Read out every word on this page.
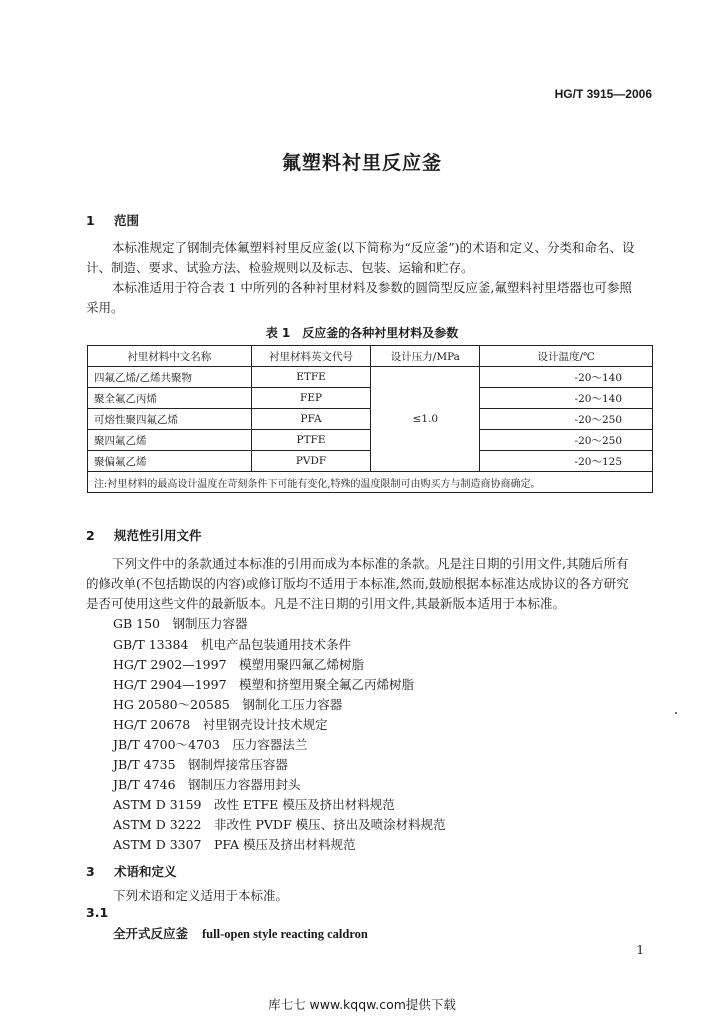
HG/T 3915—2006
氟塑料衬里反应釜
1 范围
本标准规定了钢制壳体氟塑料衬里反应釜(以下简称为“反应釜”)的术语和定义、分类和命名、设
计、制造、要求、试验方法、检验规则以及标志、包装、运输和贮存。
本标准适用于符合表 1 中所列的各种衬里材料及参数的圆筒型反应釜,氟塑料衬里塔器也可参照
采用。
表 1　反应釜的各种衬里材料及参数
衬里材料中文名称	衬里材料英文代号	设计压力/MPa	设计温度/℃
四氟乙烯/乙烯共聚物	ETFE	≤1.0	-20～140
聚全氟乙丙烯	FEP		-20～140
可熔性聚四氟乙烯	PFA		-20～250
聚四氟乙烯	PTFE		-20～250
聚偏氟乙烯	PVDF		-20～125
注:衬里材料的最高设计温度在苛刻条件下可能有变化,特殊的温度限制可由购买方与制造商协商确定。			
2 规范性引用文件
下列文件中的条款通过本标准的引用而成为本标准的条款。凡是注日期的引用文件,其随后所有
的修改单(不包括勘误的内容)或修订版均不适用于本标准,然而,鼓励根据本标准达成协议的各方研究
是否可使用这些文件的最新版本。凡是不注日期的引用文件,其最新版本适用于本标准。
GB 150　钢制压力容器
GB/T 13384　机电产品包装通用技术条件
HG/T 2902—1997　模塑用聚四氟乙烯树脂
HG/T 2904—1997　模塑和挤塑用聚全氟乙丙烯树脂
HG 20580～20585　钢制化工压力容器
HG/T 20678　衬里钢壳设计技术规定
JB/T 4700～4703　压力容器法兰
JB/T 4735　钢制焊接常压容器
JB/T 4746　钢制压力容器用封头
ASTM D 3159　改性 ETFE 模压及挤出材料规范
ASTM D 3222　非改性 PVDF 模压、挤出及喷涂材料规范
ASTM D 3307　PFA 模压及挤出材料规范
3 术语和定义
下列术语和定义适用于本标准。
3.1
全开式反应釜 full-open style reacting caldron
1
库七七 www.kqqw.com提供下载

_GIVEN EXERCISE:_
From the material above, reproduce everything verbatim except the pictures.

_ANSWER:_
Read out every word on this page.
HG/T 3915—2006
氟塑料衬里反应釜
1 范围
本标准规定了钢制壳体氟塑料衬里反应釜(以下简称为“反应釜”)的术语和定义、分类和命名、设
计、制造、要求、试验方法、检验规则以及标志、包装、运输和贮存。
本标准适用于符合表 1 中所列的各种衬里材料及参数的圆筒型反应釜,氟塑料衬里塔器也可参照
采用。
表 1　反应釜的各种衬里材料及参数
衬里材料中文名称	衬里材料英文代号	设计压力/MPa	设计温度/℃
四氟乙烯/乙烯共聚物	ETFE	≤1.0	-20～140
聚全氟乙丙烯	FEP		-20～140
可熔性聚四氟乙烯	PFA		-20～250
聚四氟乙烯	PTFE		-20～250
聚偏氟乙烯	PVDF		-20～125
注:衬里材料的最高设计温度在苛刻条件下可能有变化,特殊的温度限制可由购买方与制造商协商确定。			
2 规范性引用文件
下列文件中的条款通过本标准的引用而成为本标准的条款。凡是注日期的引用文件,其随后所有
的修改单(不包括勘误的内容)或修订版均不适用于本标准,然而,鼓励根据本标准达成协议的各方研究
是否可使用这些文件的最新版本。凡是不注日期的引用文件,其最新版本适用于本标准。
GB 150　钢制压力容器
GB/T 13384　机电产品包装通用技术条件
HG/T 2902—1997　模塑用聚四氟乙烯树脂
HG/T 2904—1997　模塑和挤塑用聚全氟乙丙烯树脂
HG 20580～20585　钢制化工压力容器
HG/T 20678　衬里钢壳设计技术规定
JB/T 4700～4703　压力容器法兰
JB/T 4735　钢制焊接常压容器
JB/T 4746　钢制压力容器用封头
ASTM D 3159　改性 ETFE 模压及挤出材料规范
ASTM D 3222　非改性 PVDF 模压、挤出及喷涂材料规范
ASTM D 3307　PFA 模压及挤出材料规范
3 术语和定义
下列术语和定义适用于本标准。
3.1
全开式反应釜 full-open style reacting caldron
1
库七七 www.kqqw.com提供下载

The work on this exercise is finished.